— Begin Records to process —
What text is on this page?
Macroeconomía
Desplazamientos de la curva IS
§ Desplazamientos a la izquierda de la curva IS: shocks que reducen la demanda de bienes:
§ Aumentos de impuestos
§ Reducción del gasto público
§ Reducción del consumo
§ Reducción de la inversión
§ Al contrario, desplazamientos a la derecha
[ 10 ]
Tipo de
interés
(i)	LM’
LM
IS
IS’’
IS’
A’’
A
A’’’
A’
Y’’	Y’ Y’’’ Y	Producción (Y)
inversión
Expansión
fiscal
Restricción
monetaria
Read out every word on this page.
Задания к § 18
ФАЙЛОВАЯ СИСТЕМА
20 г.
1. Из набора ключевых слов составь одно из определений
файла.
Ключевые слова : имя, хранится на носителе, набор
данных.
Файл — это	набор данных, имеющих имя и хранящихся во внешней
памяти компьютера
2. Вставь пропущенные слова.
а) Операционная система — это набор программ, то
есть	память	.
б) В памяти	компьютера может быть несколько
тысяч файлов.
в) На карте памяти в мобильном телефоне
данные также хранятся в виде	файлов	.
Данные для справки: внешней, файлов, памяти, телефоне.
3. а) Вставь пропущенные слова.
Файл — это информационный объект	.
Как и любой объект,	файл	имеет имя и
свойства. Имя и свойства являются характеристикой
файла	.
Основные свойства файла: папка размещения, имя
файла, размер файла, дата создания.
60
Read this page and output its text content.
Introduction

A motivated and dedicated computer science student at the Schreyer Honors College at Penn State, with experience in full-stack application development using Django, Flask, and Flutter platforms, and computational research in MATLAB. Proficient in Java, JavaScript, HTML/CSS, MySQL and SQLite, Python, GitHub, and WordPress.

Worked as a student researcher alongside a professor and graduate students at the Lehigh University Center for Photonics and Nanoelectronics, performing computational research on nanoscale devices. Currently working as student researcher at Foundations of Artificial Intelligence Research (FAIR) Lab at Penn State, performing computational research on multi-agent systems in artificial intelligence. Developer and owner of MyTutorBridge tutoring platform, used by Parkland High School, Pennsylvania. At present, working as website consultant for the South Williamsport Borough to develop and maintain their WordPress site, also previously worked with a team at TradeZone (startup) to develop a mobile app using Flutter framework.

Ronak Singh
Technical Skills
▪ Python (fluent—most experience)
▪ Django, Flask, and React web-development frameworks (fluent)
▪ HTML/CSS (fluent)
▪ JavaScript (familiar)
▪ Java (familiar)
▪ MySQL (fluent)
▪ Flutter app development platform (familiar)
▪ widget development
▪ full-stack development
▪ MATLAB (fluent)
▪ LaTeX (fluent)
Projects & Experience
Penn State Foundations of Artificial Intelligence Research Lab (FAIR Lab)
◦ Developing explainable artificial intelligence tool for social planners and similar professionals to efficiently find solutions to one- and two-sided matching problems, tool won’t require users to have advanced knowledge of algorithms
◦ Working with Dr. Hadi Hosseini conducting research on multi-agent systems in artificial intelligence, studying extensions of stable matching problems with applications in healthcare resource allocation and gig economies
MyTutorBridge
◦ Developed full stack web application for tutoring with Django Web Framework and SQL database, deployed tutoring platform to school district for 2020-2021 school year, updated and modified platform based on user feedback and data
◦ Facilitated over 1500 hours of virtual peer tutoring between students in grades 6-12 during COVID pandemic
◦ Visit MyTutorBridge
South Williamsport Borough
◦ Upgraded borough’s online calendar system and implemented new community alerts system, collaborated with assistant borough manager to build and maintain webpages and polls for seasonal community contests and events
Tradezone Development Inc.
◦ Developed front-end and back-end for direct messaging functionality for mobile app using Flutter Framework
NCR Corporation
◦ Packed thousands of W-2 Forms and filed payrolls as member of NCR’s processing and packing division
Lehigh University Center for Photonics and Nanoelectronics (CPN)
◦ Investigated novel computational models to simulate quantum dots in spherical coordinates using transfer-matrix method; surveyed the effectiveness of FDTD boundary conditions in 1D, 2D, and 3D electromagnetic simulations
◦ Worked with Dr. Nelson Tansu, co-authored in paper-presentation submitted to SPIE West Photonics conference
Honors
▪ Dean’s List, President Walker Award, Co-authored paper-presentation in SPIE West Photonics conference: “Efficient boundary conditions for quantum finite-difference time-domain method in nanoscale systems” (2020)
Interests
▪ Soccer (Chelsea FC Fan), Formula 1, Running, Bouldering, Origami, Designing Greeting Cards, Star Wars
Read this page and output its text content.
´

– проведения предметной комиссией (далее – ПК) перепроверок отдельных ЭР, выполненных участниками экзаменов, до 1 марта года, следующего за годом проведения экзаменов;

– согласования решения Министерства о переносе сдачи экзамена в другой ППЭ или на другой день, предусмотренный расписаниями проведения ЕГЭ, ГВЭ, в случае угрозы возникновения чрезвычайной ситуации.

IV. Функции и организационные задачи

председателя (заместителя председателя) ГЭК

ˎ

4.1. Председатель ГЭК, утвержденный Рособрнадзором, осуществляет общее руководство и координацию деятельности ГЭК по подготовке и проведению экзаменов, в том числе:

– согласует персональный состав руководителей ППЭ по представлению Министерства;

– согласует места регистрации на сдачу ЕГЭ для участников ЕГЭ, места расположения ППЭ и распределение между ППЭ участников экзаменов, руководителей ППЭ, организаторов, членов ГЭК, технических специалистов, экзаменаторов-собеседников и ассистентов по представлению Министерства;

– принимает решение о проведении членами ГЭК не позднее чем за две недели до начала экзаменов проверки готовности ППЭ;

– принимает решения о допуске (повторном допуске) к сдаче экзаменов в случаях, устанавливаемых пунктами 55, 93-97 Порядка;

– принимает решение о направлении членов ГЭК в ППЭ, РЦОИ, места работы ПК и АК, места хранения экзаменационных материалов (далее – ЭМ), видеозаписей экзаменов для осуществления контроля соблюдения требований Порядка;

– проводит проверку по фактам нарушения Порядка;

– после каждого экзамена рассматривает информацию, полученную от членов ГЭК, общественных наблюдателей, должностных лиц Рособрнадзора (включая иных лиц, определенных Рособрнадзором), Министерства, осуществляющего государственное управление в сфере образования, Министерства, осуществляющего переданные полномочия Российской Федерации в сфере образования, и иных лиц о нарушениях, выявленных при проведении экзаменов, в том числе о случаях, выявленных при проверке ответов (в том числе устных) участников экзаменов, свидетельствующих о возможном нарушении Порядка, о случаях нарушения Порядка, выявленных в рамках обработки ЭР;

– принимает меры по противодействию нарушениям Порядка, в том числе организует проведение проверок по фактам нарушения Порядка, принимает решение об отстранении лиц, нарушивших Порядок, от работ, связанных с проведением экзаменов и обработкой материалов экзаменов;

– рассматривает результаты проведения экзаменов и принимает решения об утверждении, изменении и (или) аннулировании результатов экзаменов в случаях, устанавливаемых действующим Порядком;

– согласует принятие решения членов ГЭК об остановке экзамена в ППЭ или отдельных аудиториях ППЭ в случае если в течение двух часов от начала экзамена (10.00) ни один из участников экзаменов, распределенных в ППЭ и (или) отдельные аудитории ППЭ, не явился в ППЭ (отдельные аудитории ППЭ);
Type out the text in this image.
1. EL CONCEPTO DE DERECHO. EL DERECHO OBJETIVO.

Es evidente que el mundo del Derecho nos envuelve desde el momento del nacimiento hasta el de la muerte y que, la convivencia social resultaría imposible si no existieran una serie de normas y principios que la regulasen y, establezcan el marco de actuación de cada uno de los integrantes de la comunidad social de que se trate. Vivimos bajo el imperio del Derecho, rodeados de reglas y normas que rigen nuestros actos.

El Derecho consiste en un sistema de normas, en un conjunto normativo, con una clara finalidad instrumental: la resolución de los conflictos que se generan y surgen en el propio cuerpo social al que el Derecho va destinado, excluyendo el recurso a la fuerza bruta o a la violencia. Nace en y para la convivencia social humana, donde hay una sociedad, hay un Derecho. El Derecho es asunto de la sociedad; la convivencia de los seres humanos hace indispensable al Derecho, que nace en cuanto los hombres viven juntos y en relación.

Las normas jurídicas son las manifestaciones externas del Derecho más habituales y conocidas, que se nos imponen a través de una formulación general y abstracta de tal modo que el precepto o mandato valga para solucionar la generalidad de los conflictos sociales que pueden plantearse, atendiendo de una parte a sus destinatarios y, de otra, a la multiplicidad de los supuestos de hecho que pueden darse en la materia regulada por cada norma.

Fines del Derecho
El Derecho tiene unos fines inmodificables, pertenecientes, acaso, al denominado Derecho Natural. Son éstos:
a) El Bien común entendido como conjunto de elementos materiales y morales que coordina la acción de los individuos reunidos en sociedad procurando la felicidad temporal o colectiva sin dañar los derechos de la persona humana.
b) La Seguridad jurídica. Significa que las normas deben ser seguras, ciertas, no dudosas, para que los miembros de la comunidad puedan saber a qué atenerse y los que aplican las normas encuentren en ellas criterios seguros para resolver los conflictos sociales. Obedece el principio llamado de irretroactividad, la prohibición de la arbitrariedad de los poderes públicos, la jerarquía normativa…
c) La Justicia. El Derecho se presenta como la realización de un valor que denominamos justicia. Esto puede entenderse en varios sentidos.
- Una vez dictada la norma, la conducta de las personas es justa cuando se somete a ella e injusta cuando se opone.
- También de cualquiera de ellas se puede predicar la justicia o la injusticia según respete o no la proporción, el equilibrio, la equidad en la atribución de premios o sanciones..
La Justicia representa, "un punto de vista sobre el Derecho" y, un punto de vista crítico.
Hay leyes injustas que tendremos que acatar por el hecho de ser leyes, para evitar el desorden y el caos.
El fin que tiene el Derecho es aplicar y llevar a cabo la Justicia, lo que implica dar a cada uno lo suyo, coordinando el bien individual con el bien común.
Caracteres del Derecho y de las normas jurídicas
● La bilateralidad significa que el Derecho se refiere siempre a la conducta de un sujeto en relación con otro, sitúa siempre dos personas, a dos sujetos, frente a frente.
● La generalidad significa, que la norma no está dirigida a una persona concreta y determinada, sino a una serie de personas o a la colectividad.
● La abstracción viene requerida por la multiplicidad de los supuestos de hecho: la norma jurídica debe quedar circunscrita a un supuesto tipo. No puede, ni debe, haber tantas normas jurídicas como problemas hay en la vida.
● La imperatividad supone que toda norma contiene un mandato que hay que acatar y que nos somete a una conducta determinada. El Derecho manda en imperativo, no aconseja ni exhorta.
— End Records to process —
Work to do >> Look through the data and show every line containing "mobile".

Task result >>
Worked as a student researcher alongside a professor and graduate students at the Lehigh University Center for Photonics and Nanoelectronics, performing computational research on nanoscale devices. Currently working as student researcher at Foundations of Artificial Intelligence Research (FAIR) Lab at Penn State, performing computational research on multi-agent systems in artificial intelligence. Developer and owner of MyTutorBridge tutoring platform, used by Parkland High School, Pennsylvania. At present, working as website consultant for the South Williamsport Borough to develop and maintain their WordPress site, also previously worked with a team at TradeZone (startup) to develop a mobile app using Flutter framework.
◦ Developed front-end and back-end for direct messaging functionality for mobile app using Flutter Framework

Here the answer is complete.